— BEGIN —

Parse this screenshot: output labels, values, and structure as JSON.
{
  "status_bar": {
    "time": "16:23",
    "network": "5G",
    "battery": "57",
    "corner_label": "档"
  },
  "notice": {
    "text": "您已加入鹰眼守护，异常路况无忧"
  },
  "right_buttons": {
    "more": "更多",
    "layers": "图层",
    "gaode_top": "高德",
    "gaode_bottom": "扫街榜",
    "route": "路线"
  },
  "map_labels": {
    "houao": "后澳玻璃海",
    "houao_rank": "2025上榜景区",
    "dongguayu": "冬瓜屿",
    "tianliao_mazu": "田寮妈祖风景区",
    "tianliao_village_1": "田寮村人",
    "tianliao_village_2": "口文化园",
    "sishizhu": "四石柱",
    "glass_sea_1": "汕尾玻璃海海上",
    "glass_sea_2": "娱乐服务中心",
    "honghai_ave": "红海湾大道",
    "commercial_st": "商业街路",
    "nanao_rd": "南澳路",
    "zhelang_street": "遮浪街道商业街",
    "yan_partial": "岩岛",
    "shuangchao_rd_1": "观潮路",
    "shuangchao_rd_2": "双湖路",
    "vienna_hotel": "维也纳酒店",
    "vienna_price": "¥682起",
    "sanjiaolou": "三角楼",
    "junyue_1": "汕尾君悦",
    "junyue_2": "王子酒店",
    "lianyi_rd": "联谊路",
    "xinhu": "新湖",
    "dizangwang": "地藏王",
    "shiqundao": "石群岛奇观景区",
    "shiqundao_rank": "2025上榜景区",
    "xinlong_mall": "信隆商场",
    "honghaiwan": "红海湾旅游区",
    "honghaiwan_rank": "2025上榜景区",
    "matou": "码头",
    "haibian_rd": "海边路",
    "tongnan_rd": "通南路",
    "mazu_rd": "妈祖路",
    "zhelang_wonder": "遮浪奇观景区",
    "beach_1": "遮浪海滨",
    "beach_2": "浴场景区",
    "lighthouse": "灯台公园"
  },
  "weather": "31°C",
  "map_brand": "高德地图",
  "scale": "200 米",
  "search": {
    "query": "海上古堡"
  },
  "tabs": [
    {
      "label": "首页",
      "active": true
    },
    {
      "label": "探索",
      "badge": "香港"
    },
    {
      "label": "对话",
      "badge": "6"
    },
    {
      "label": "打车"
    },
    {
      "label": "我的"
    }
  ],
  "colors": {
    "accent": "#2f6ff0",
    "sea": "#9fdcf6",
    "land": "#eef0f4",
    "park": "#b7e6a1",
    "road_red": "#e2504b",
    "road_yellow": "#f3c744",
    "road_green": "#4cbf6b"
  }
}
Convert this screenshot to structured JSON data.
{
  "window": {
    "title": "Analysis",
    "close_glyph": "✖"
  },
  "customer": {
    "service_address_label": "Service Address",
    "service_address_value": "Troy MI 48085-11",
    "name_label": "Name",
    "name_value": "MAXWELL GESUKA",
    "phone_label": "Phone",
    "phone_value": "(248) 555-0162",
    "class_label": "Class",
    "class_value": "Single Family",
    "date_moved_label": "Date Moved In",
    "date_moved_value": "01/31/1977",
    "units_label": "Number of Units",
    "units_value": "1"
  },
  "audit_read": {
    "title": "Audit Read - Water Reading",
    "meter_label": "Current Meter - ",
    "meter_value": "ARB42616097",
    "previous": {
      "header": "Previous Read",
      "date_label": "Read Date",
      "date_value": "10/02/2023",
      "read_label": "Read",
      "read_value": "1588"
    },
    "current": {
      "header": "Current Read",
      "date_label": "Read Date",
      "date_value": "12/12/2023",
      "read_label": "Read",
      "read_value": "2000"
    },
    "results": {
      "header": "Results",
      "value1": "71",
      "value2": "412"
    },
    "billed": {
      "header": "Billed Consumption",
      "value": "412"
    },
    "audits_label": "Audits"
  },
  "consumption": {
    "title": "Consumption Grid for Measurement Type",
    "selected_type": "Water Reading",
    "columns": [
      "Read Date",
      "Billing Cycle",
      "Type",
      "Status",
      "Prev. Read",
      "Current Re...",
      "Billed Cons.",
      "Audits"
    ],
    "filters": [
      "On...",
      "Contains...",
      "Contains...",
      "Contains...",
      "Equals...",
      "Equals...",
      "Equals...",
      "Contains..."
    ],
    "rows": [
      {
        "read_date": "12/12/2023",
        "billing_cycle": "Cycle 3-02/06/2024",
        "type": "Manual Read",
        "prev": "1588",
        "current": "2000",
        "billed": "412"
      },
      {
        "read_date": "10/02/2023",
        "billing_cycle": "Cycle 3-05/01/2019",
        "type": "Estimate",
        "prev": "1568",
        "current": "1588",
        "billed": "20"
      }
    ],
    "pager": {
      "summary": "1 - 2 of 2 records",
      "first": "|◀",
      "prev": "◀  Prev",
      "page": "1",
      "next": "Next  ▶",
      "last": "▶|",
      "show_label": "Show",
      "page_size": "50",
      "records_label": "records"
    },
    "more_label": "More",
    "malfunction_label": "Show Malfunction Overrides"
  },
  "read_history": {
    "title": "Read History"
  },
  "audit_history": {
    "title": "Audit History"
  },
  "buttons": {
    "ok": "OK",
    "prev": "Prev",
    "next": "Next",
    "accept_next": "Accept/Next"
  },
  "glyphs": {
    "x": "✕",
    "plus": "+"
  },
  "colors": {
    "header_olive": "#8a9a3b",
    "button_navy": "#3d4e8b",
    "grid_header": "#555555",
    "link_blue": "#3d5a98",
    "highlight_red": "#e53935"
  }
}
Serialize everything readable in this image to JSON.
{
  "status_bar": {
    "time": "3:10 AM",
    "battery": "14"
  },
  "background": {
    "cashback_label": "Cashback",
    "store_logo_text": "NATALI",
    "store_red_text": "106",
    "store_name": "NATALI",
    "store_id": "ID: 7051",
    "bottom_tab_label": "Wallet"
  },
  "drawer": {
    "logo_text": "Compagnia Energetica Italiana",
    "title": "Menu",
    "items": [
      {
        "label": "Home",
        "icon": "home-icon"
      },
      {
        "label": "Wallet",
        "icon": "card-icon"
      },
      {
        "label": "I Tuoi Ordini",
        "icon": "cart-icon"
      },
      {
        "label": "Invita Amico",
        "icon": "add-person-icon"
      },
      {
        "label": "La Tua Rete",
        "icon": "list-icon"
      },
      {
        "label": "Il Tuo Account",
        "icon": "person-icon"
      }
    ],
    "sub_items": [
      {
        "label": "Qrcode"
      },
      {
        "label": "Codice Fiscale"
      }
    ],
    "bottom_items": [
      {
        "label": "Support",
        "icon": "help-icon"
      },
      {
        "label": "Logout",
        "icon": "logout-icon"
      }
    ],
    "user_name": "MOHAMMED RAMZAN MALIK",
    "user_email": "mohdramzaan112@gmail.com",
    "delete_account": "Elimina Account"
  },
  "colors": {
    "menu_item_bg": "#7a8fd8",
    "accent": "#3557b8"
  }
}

— END —

Extract the full listing above without altering anything.

▸ ANSWER FOR THIS EXERCISE
Parse this screenshot: output labels, values, and structure as JSON.
{
  "status_bar": {
    "time": "16:23",
    "network": "5G",
    "battery": "57",
    "corner_label": "档"
  },
  "notice": {
    "text": "您已加入鹰眼守护，异常路况无忧"
  },
  "right_buttons": {
    "more": "更多",
    "layers": "图层",
    "gaode_top": "高德",
    "gaode_bottom": "扫街榜",
    "route": "路线"
  },
  "map_labels": {
    "houao": "后澳玻璃海",
    "houao_rank": "2025上榜景区",
    "dongguayu": "冬瓜屿",
    "tianliao_mazu": "田寮妈祖风景区",
    "tianliao_village_1": "田寮村人",
    "tianliao_village_2": "口文化园",
    "sishizhu": "四石柱",
    "glass_sea_1": "汕尾玻璃海海上",
    "glass_sea_2": "娱乐服务中心",
    "honghai_ave": "红海湾大道",
    "commercial_st": "商业街路",
    "nanao_rd": "南澳路",
    "zhelang_street": "遮浪街道商业街",
    "yan_partial": "岩岛",
    "shuangchao_rd_1": "观潮路",
    "shuangchao_rd_2": "双湖路",
    "vienna_hotel": "维也纳酒店",
    "vienna_price": "¥682起",
    "sanjiaolou": "三角楼",
    "junyue_1": "汕尾君悦",
    "junyue_2": "王子酒店",
    "lianyi_rd": "联谊路",
    "xinhu": "新湖",
    "dizangwang": "地藏王",
    "shiqundao": "石群岛奇观景区",
    "shiqundao_rank": "2025上榜景区",
    "xinlong_mall": "信隆商场",
    "honghaiwan": "红海湾旅游区",
    "honghaiwan_rank": "2025上榜景区",
    "matou": "码头",
    "haibian_rd": "海边路",
    "tongnan_rd": "通南路",
    "mazu_rd": "妈祖路",
    "zhelang_wonder": "遮浪奇观景区",
    "beach_1": "遮浪海滨",
    "beach_2": "浴场景区",
    "lighthouse": "灯台公园"
  },
  "weather": "31°C",
  "map_brand": "高德地图",
  "scale": "200 米",
  "search": {
    "query": "海上古堡"
  },
  "tabs": [
    {
      "label": "首页",
      "active": true
    },
    {
      "label": "探索",
      "badge": "香港"
    },
    {
      "label": "对话",
      "badge": "6"
    },
    {
      "label": "打车"
    },
    {
      "label": "我的"
    }
  ],
  "colors": {
    "accent": "#2f6ff0",
    "sea": "#9fdcf6",
    "land": "#eef0f4",
    "park": "#b7e6a1",
    "road_red": "#e2504b",
    "road_yellow": "#f3c744",
    "road_green": "#4cbf6b"
  }
}
Convert this screenshot to structured JSON data.
{
  "window": {
    "title": "Analysis",
    "close_glyph": "✖"
  },
  "customer": {
    "service_address_label": "Service Address",
    "service_address_value": "Troy MI 48085-11",
    "name_label": "Name",
    "name_value": "MAXWELL GESUKA",
    "phone_label": "Phone",
    "phone_value": "(248) 555-0162",
    "class_label": "Class",
    "class_value": "Single Family",
    "date_moved_label": "Date Moved In",
    "date_moved_value": "01/31/1977",
    "units_label": "Number of Units",
    "units_value": "1"
  },
  "audit_read": {
    "title": "Audit Read - Water Reading",
    "meter_label": "Current Meter - ",
    "meter_value": "ARB42616097",
    "previous": {
      "header": "Previous Read",
      "date_label": "Read Date",
      "date_value": "10/02/2023",
      "read_label": "Read",
      "read_value": "1588"
    },
    "current": {
      "header": "Current Read",
      "date_label": "Read Date",
      "date_value": "12/12/2023",
      "read_label": "Read",
      "read_value": "2000"
    },
    "results": {
      "header": "Results",
      "value1": "71",
      "value2": "412"
    },
    "billed": {
      "header": "Billed Consumption",
      "value": "412"
    },
    "audits_label": "Audits"
  },
  "consumption": {
    "title": "Consumption Grid for Measurement Type",
    "selected_type": "Water Reading",
    "columns": [
      "Read Date",
      "Billing Cycle",
      "Type",
      "Status",
      "Prev. Read",
      "Current Re...",
      "Billed Cons.",
      "Audits"
    ],
    "filters": [
      "On...",
      "Contains...",
      "Contains...",
      "Contains...",
      "Equals...",
      "Equals...",
      "Equals...",
      "Contains..."
    ],
    "rows": [
      {
        "read_date": "12/12/2023",
        "billing_cycle": "Cycle 3-02/06/2024",
        "type": "Manual Read",
        "prev": "1588",
        "current": "2000",
        "billed": "412"
      },
      {
        "read_date": "10/02/2023",
        "billing_cycle": "Cycle 3-05/01/2019",
        "type": "Estimate",
        "prev": "1568",
        "current": "1588",
        "billed": "20"
      }
    ],
    "pager": {
      "summary": "1 - 2 of 2 records",
      "first": "|◀",
      "prev": "◀  Prev",
      "page": "1",
      "next": "Next  ▶",
      "last": "▶|",
      "show_label": "Show",
      "page_size": "50",
      "records_label": "records"
    },
    "more_label": "More",
    "malfunction_label": "Show Malfunction Overrides"
  },
  "read_history": {
    "title": "Read History"
  },
  "audit_history": {
    "title": "Audit History"
  },
  "buttons": {
    "ok": "OK",
    "prev": "Prev",
    "next": "Next",
    "accept_next": "Accept/Next"
  },
  "glyphs": {
    "x": "✕",
    "plus": "+"
  },
  "colors": {
    "header_olive": "#8a9a3b",
    "button_navy": "#3d4e8b",
    "grid_header": "#555555",
    "link_blue": "#3d5a98",
    "highlight_red": "#e53935"
  }
}
Serialize everything readable in this image to JSON.
{
  "status_bar": {
    "time": "3:10 AM",
    "battery": "14"
  },
  "background": {
    "cashback_label": "Cashback",
    "store_logo_text": "NATALI",
    "store_red_text": "106",
    "store_name": "NATALI",
    "store_id": "ID: 7051",
    "bottom_tab_label": "Wallet"
  },
  "drawer": {
    "logo_text": "Compagnia Energetica Italiana",
    "title": "Menu",
    "items": [
      {
        "label": "Home",
        "icon": "home-icon"
      },
      {
        "label": "Wallet",
        "icon": "card-icon"
      },
      {
        "label": "I Tuoi Ordini",
        "icon": "cart-icon"
      },
      {
        "label": "Invita Amico",
        "icon": "add-person-icon"
      },
      {
        "label": "La Tua Rete",
        "icon": "list-icon"
      },
      {
        "label": "Il Tuo Account",
        "icon": "person-icon"
      }
    ],
    "sub_items": [
      {
        "label": "Qrcode"
      },
      {
        "label": "Codice Fiscale"
      }
    ],
    "bottom_items": [
      {
        "label": "Support",
        "icon": "help-icon"
      },
      {
        "label": "Logout",
        "icon": "logout-icon"
      }
    ],
    "user_name": "MOHAMMED RAMZAN MALIK",
    "user_email": "mohdramzaan112@gmail.com",
    "delete_account": "Elimina Account"
  },
  "colors": {
    "menu_item_bg": "#7a8fd8",
    "accent": "#3557b8"
  }
}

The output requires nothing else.